▶ _DIRECTION_
Where the line containing "What text is on this page?" appears, begin retyping; continue exactly through the final line of the data. Omit every picture.

▶ _INFORMATION PROVIDED_
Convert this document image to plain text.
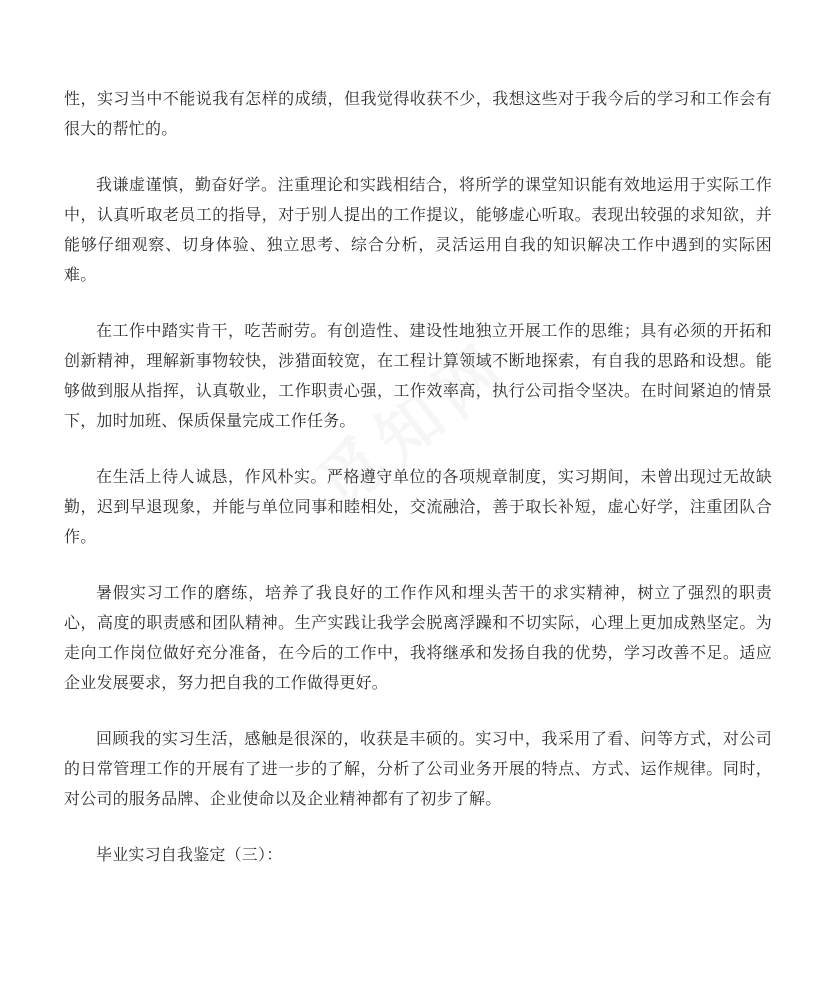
性，实习当中不能说我有怎样的成绩，但我觉得收获不少，我想这些对于我今后的学习和工作会有很大的帮忙的。

我谦虚谨慎，勤奋好学。注重理论和实践相结合，将所学的课堂知识能有效地运用于实际工作中，认真听取老员工的指导，对于别人提出的工作提议，能够虚心听取。表现出较强的求知欲，并能够仔细观察、切身体验、独立思考、综合分析，灵活运用自我的知识解决工作中遇到的实际困难。

在工作中踏实肯干，吃苦耐劳。有创造性、建设性地独立开展工作的思维；具有必须的开拓和创新精神，理解新事物较快，涉猎面较宽，在工程计算领域不断地探索，有自我的思路和设想。能够做到服从指挥，认真敬业，工作职责心强，工作效率高，执行公司指令坚决。在时间紧迫的情景下，加时加班、保质保量完成工作任务。

在生活上待人诚恳，作风朴实。严格遵守单位的各项规章制度，实习期间，未曾出现过无故缺勤，迟到早退现象，并能与单位同事和睦相处，交流融洽，善于取长补短，虚心好学，注重团队合作。

暑假实习工作的磨练，培养了我良好的工作作风和埋头苦干的求实精神，树立了强烈的职责心，高度的职责感和团队精神。生产实践让我学会脱离浮躁和不切实际，心理上更加成熟坚定。为走向工作岗位做好充分准备，在今后的工作中，我将继承和发扬自我的优势，学习改善不足。适应企业发展要求，努力把自我的工作做得更好。

回顾我的实习生活，感触是很深的，收获是丰硕的。实习中，我采用了看、问等方式，对公司的日常管理工作的开展有了进一步的了解，分析了公司业务开展的特点、方式、运作规律。同时，对公司的服务品牌、企业使命以及企业精神都有了初步了解。

毕业实习自我鉴定（三）：
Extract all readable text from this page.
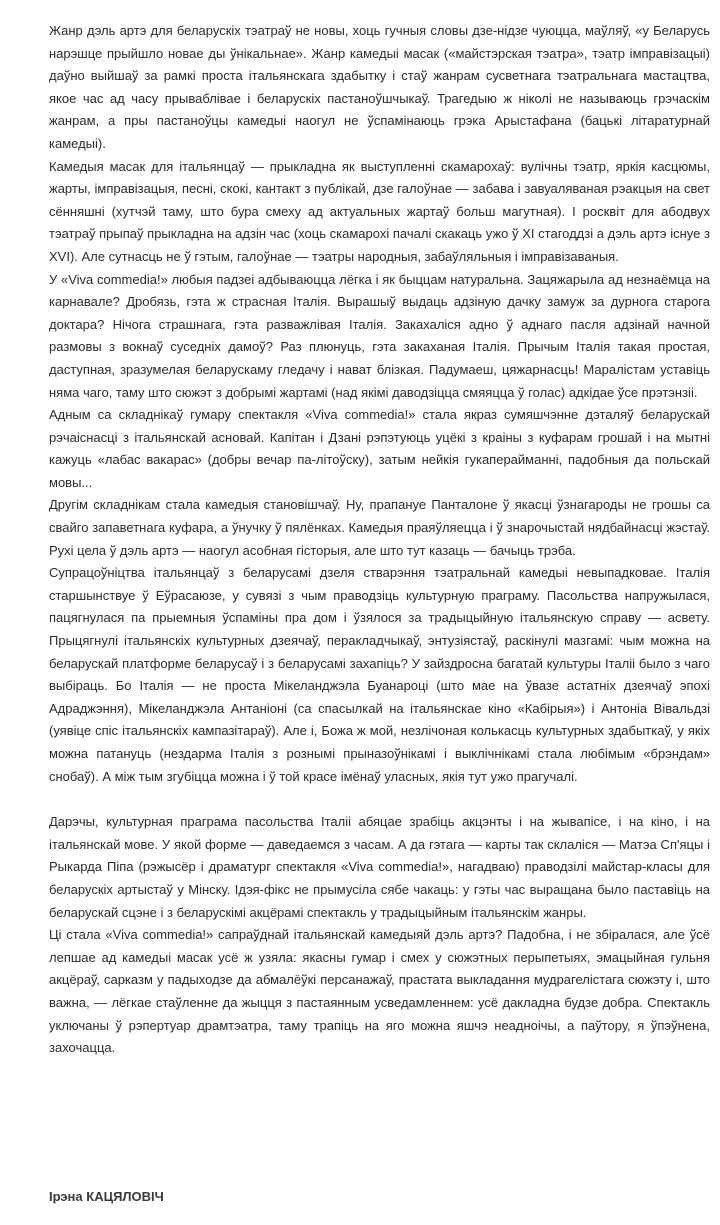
Жанр дэль артэ для беларускіх тэатраў не новы, хоць гучныя словы дзе-нідзе чуюцца, маўляў, «у Беларусь нарэшце прыйшло новае ды ўнікальнае». Жанр камедыі масак («майстэрская тэатра», тэатр імправізацыі) даўно выйшаў за рамкі проста італьянскага здабытку і стаў жанрам сусветнага тэатральнага мастацтва, якое час ад часу прываблівае і беларускіх пастаноўшчыкаў. Трагедыю ж ніколі не называюць грэчаскім жанрам, а пры пастаноўцы камедыі наогул не ўспамінаюць грэка Арыстафана (бацькі літаратурнай камедыі).

Камедыя масак для італьянцаў — прыкладна як выступленні скамарохаў: вулічны тэатр, яркія касцюмы, жарты, імправізацыя, песні, скокі, кантакт з публікай, дзе галоўнае — забава і завуаляваная рэакцыя на свет сённяшні (хутчэй таму, што бура смеху ад актуальных жартаў больш магутная). І росквіт для абодвух тэатраў прыпаў прыкладна на адзін час (хоць скамарохі пачалі скакаць ужо ў XI стагоддзі а дэль артэ існуе з XVI). Але сутнасць не ў гэтым, галоўнае — тэатры народныя, забаўляльныя і імправізаваныя.

У «Viva commedia!» любыя падзеі адбываюцца лёгка і як быццам натуральна. Зацяжарыла ад незнаёмца на карнавале? Дробязь, гэта ж страсная Італія. Вырашыў выдаць адзіную дачку замуж за дурнога старога доктара? Нічога страшнага, гэта разважлівая Італія. Закахаліся адно ў аднаго пасля адзінай начной размовы з вокнаў суседніх дамоў? Раз плюнуць, гэта закаханая Італія. Прычым Італія такая простая, даступная, зразумелая беларускаму гледачу і нават блізкая. Падумаеш, цяжарнасць! Маралістам уставіць няма чаго, таму што сюжэт з добрымі жартамі (над якімі даводзіцца смяяцца ў голас) адкідае ўсе прэтэнзіі.

Адным са складнікаў гумару спектакля «Viva commedia!» стала якраз сумяшчэнне дэталяў беларускай рэчаіснасці з італьянскай асновай. Капітан і Дзані рэпэтуюць уцёкі з краіны з куфарам грошай і на мытні кажуць «лабас вакарас» (добры вечар па-літоўску), затым нейкія гукаперайманні, падобныя да польскай мовы...

Другім складнікам стала камедыя становішчаў. Ну, прапануе Панталоне ў якасці ўзнагароды не грошы са свайго запаветнага куфара, а ўнучку ў пялёнках. Камедыя праяўляецца і ў знарочыстай нядбайнасці жэстаў. Рухі цела ў дэль артэ — наогул асобная гісторыя, але што тут казаць — бачыць трэба.

Супрацоўніцтва італьянцаў з беларусамі дзеля стварэння тэатральнай камедыі невыпадковае. Італія старшынствуе ў Еўрасаюзе, у сувязі з чым праводзіць культурную праграму. Пасольства напружылася, пацягнулася па прыемныя ўспаміны пра дом і ўзялося за традыцыйную італьянскую справу — асвету. Прыцягнулі італьянскіх культурных дзеячаў, перакладчыкаў, энтузіястаў, раскінулі мазгамі: чым можна на беларускай платформе беларусаў і з беларусамі захапіць? У зайздросна багатай культуры Італіі было з чаго выбіраць. Бо Італія — не проста Мікеланджэла Буанароці (што мае на ўвазе астатніх дзеячаў эпохі Адраджэння), Мікеланджэла Антаніоні (са спасылкай на італьянскае кіно «Кабірыя») і Антоніа Вівальдзі (уявіце спіс італьянскіх кампазітараў). Але і, Божа ж мой, незлічоная колькасць культурных здабыткаў, у якіх можна патануць (нездарма Італія з рознымі прыназоўнікамі і выклічнікамі стала любімым «брэндам» снобаў). А між тым згубіцца можна і ў той красе імёнаў уласных, якія тут ужо прагучалі.

Дарэчы, культурная праграма пасольства Італіі абяцае зрабіць акцэнты і на жывапісе, і на кіно, і на італьянскай мове. У якой форме — даведаемся з часам. А да гэтага — карты так склаліся — Матэа Сп'яцы і Рыкарда Піпа (рэжысёр і драматург спектакля «Viva commedia!», нагадваю) праводзілі майстар-класы для беларускіх артыстаў у Мінску. Ідэя-фікс не прымусіла сябе чакаць: у гэты час выращана было паставіць на беларускай сцэне і з беларускімі акцёрамі спектакль у традыцыйным італьянскім жанры.

Ці стала «Viva commedia!» сапраўднай італьянскай камедыяй дэль артэ? Падобна, і не збіралася, але ўсё лепшае ад камедыі масак усё ж узяла: якасны гумар і смех у сюжэтных перыпетыях, эмацыйная гульня акцёраў, сарказм у падыходзе да абмалёўкі персанажаў, прастата выкладання мудрагелістага сюжэту і, што важна, — лёгкае стаўленне да жыцця з пастаянным усведамленнем: усё дакладна будзе добра. Спектакль уключаны ў рэпертуар драмтэатра, таму трапіць на яго можна яшчэ неадноічы, а паўтору, я ўпэўнена, захочацца.

Ірэна КАЦЯЛОВІЧ
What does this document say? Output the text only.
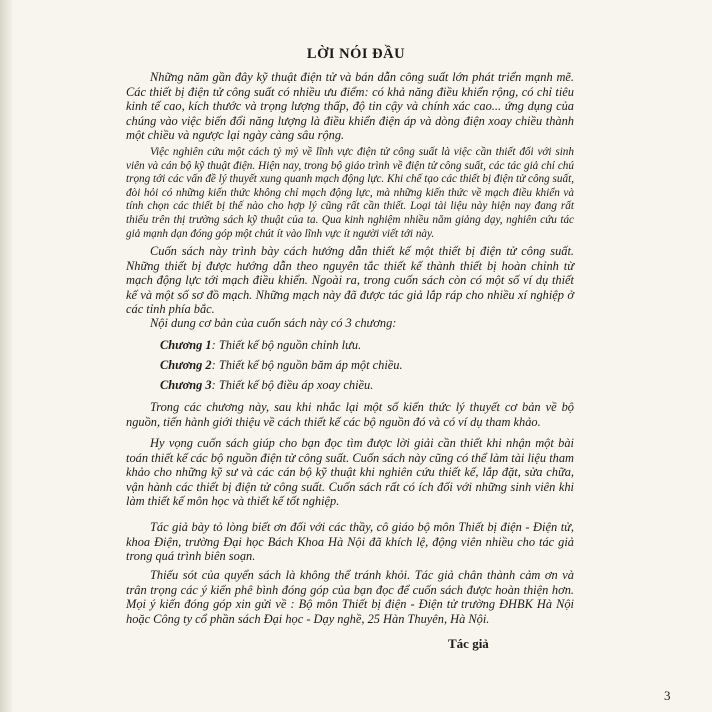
LỜI NÓI ĐẦU

Những năm gần đây kỹ thuật điện tử và bán dẫn công suất lớn phát triển mạnh mẽ. Các thiết bị điện tử công suất có nhiều ưu điểm: có khả năng điều khiển rộng, có chỉ tiêu kinh tế cao, kích thước và trọng lượng thấp, độ tin cậy và chính xác cao... ứng dụng của chúng vào việc biến đổi năng lượng là điều khiển điện áp và dòng điện xoay chiều thành một chiều và ngược lại ngày càng sâu rộng.

Việc nghiên cứu một cách tỷ mỷ về lĩnh vực điện tử công suất là việc cần thiết đối với sinh viên và cán bộ kỹ thuật điện. Hiện nay, trong bộ giáo trình về điện tử công suất, các tác giả chỉ chú trọng tới các vấn đề lý thuyết xung quanh mạch động lực. Khi chế tạo các thiết bị điện tử công suất, đòi hỏi có những kiến thức không chỉ mạch động lực, mà những kiến thức về mạch điều khiển và tính chọn các thiết bị thế nào cho hợp lý cũng rất cần thiết. Loại tài liệu này hiện nay đang rất thiếu trên thị trường sách kỹ thuật của ta. Qua kinh nghiệm nhiều năm giảng dạy, nghiên cứu tác giả mạnh dạn đóng góp một chút ít vào lĩnh vực ít người viết tới này.

Cuốn sách này trình bày cách hướng dẫn thiết kế một thiết bị điện tử công suất. Những thiết bị được hướng dẫn theo nguyên tắc thiết kế thành thiết bị hoàn chỉnh từ mạch động lực tới mạch điều khiển. Ngoài ra, trong cuốn sách còn có một số ví dụ thiết kế và một số sơ đồ mạch. Những mạch này đã được tác giả lắp ráp cho nhiều xí nghiệp ở các tỉnh phía bắc.

Nội dung cơ bản của cuốn sách này có 3 chương:

Chương 1: Thiết kế bộ nguồn chỉnh lưu.

Chương 2: Thiết kế bộ nguồn băm áp một chiều.

Chương 3: Thiết kế bộ điều áp xoay chiều.

Trong các chương này, sau khi nhắc lại một số kiến thức lý thuyết cơ bản về bộ nguồn, tiến hành giới thiệu về cách thiết kế các bộ nguồn đó và có ví dụ tham khảo.

Hy vọng cuốn sách giúp cho bạn đọc tìm được lời giải cần thiết khi nhận một bài toán thiết kế các bộ nguồn điện tử công suất. Cuốn sách này cũng có thể làm tài liệu tham khảo cho những kỹ sư và các cán bộ kỹ thuật khi nghiên cứu thiết kế, lắp đặt, sửa chữa, vận hành các thiết bị điện tử công suất. Cuốn sách rất có ích đối với những sinh viên khi làm thiết kế môn học và thiết kế tốt nghiệp.

Tác giả bày tỏ lòng biết ơn đối với các thầy, cô giáo bộ môn Thiết bị điện - Điện tử, khoa Điện, trường Đại học Bách Khoa Hà Nội đã khích lệ, động viên nhiều cho tác giả trong quá trình biên soạn.

Thiếu sót của quyển sách là không thể tránh khỏi. Tác giả chân thành cảm ơn và trân trọng các ý kiến phê bình đóng góp của bạn đọc để cuốn sách được hoàn thiện hơn. Mọi ý kiến đóng góp xin gửi về : Bộ môn Thiết bị điện - Điện tử trường ĐHBK Hà Nội hoặc Công ty cổ phần sách Đại học - Dạy nghề, 25 Hàn Thuyên, Hà Nội.

Tác giả
3
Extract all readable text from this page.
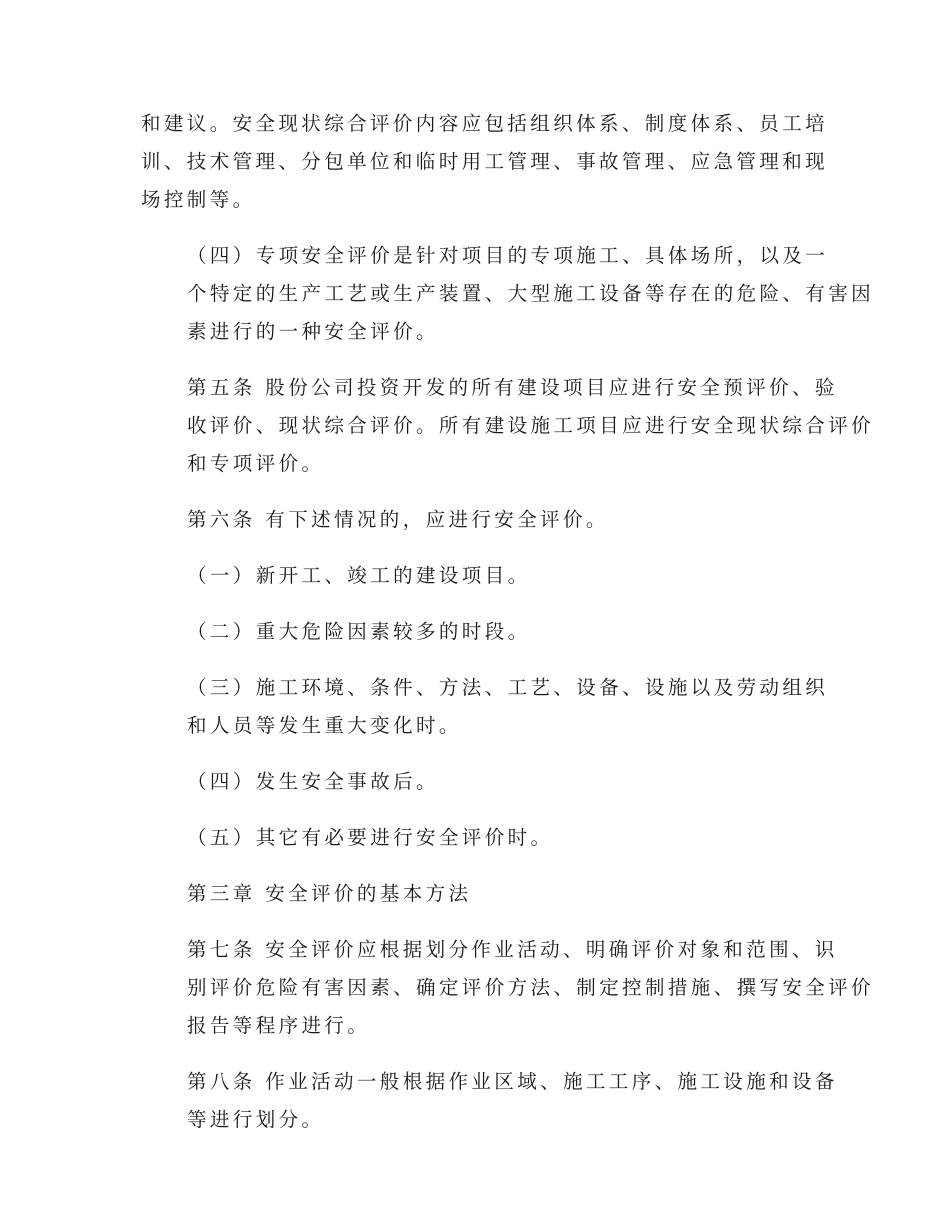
和建议。安全现状综合评价内容应包括组织体系、制度体系、员工培
训、技术管理、分包单位和临时用工管理、事故管理、应急管理和现
场控制等。

（四）专项安全评价是针对项目的专项施工、具体场所，以及一
个特定的生产工艺或生产装置、大型施工设备等存在的危险、有害因
素进行的一种安全评价。

第五条 股份公司投资开发的所有建设项目应进行安全预评价、验
收评价、现状综合评价。所有建设施工项目应进行安全现状综合评价
和专项评价。

第六条 有下述情况的，应进行安全评价。

（一）新开工、竣工的建设项目。

（二）重大危险因素较多的时段。

（三）施工环境、条件、方法、工艺、设备、设施以及劳动组织
和人员等发生重大变化时。

（四）发生安全事故后。

（五）其它有必要进行安全评价时。

第三章 安全评价的基本方法

第七条 安全评价应根据划分作业活动、明确评价对象和范围、识
别评价危险有害因素、确定评价方法、制定控制措施、撰写安全评价
报告等程序进行。

第八条 作业活动一般根据作业区域、施工工序、施工设施和设备
等进行划分。
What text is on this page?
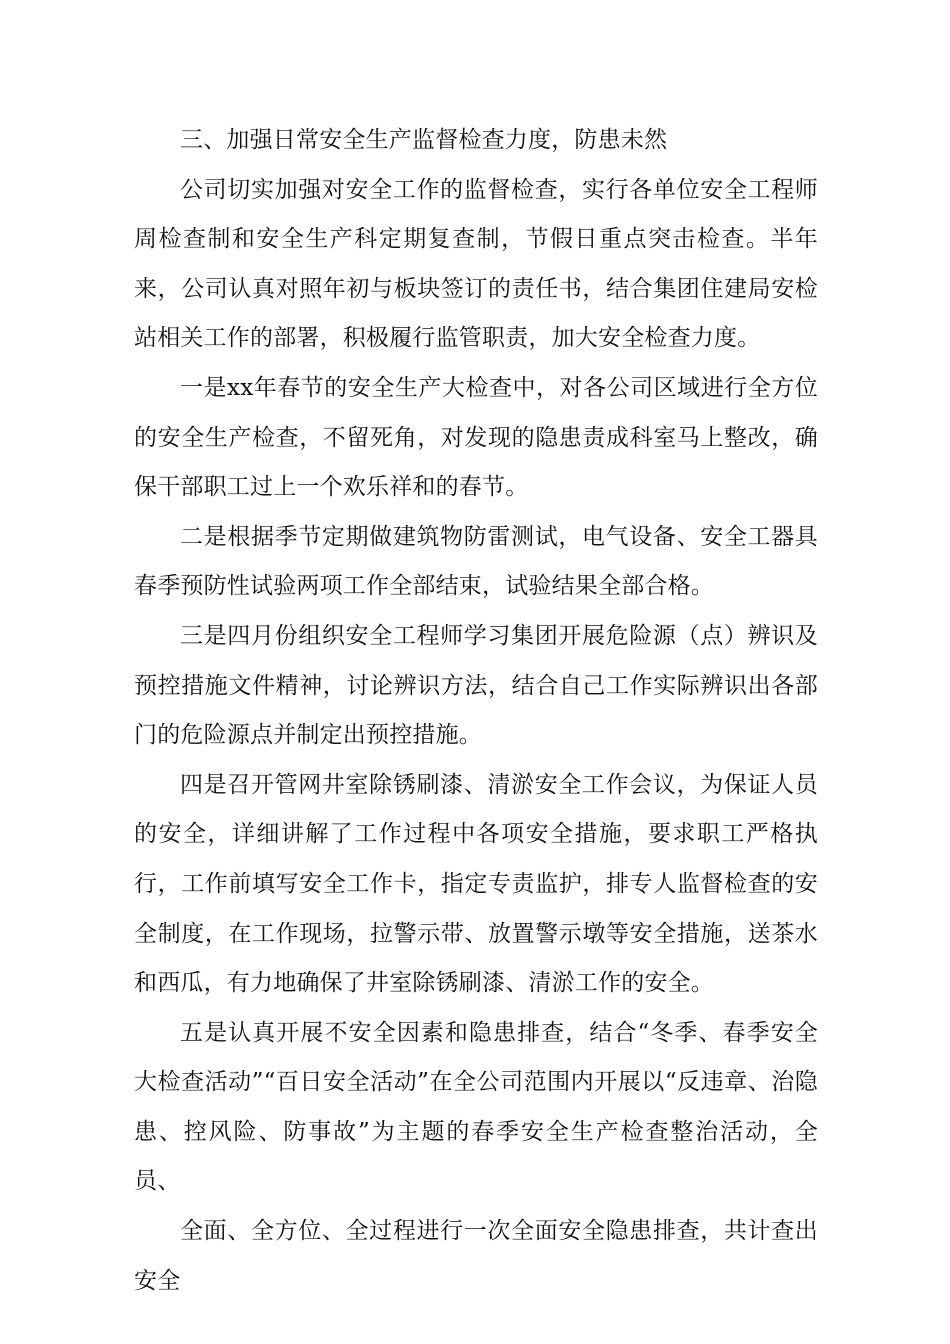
三、加强日常安全生产监督检查力度，防患未然

公司切实加强对安全工作的监督检查，实行各单位安全工程师周检查制和安全生产科定期复查制，节假日重点突击检查。半年来，公司认真对照年初与板块签订的责任书，结合集团住建局安检站相关工作的部署，积极履行监管职责，加大安全检查力度。

一是xx年春节的安全生产大检查中，对各公司区域进行全方位的安全生产检查，不留死角，对发现的隐患责成科室马上整改，确保干部职工过上一个欢乐祥和的春节。

二是根据季节定期做建筑物防雷测试，电气设备、安全工器具春季预防性试验两项工作全部结束，试验结果全部合格。

三是四月份组织安全工程师学习集团开展危险源（点）辨识及预控措施文件精神，讨论辨识方法，结合自己工作实际辨识出各部门的危险源点并制定出预控措施。

四是召开管网井室除锈刷漆、清淤安全工作会议，为保证人员的安全，详细讲解了工作过程中各项安全措施，要求职工严格执行，工作前填写安全工作卡，指定专责监护，排专人监督检查的安全制度，在工作现场，拉警示带、放置警示墩等安全措施，送茶水和西瓜，有力地确保了井室除锈刷漆、清淤工作的安全。

五是认真开展不安全因素和隐患排查，结合“冬季、春季安全大检查活动”“百日安全活动”在全公司范围内开展以“反违章、治隐患、控风险、防事故”为主题的春季安全生产检查整治活动，全员、

全面、全方位、全过程进行一次全面安全隐患排查，共计查出安全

▶ _CORRECT ANSWER_
What text is on this page?
三、加强日常安全生产监督检查力度，防患未然

公司切实加强对安全工作的监督检查，实行各单位安全工程师周检查制和安全生产科定期复查制，节假日重点突击检查。半年来，公司认真对照年初与板块签订的责任书，结合集团住建局安检站相关工作的部署，积极履行监管职责，加大安全检查力度。

一是xx年春节的安全生产大检查中，对各公司区域进行全方位的安全生产检查，不留死角，对发现的隐患责成科室马上整改，确保干部职工过上一个欢乐祥和的春节。

二是根据季节定期做建筑物防雷测试，电气设备、安全工器具春季预防性试验两项工作全部结束，试验结果全部合格。

三是四月份组织安全工程师学习集团开展危险源（点）辨识及预控措施文件精神，讨论辨识方法，结合自己工作实际辨识出各部门的危险源点并制定出预控措施。

四是召开管网井室除锈刷漆、清淤安全工作会议，为保证人员的安全，详细讲解了工作过程中各项安全措施，要求职工严格执行，工作前填写安全工作卡，指定专责监护，排专人监督检查的安全制度，在工作现场，拉警示带、放置警示墩等安全措施，送茶水和西瓜，有力地确保了井室除锈刷漆、清淤工作的安全。

五是认真开展不安全因素和隐患排查，结合“冬季、春季安全大检查活动”“百日安全活动”在全公司范围内开展以“反违章、治隐患、控风险、防事故”为主题的春季安全生产检查整治活动，全员、

全面、全方位、全过程进行一次全面安全隐患排查，共计查出安全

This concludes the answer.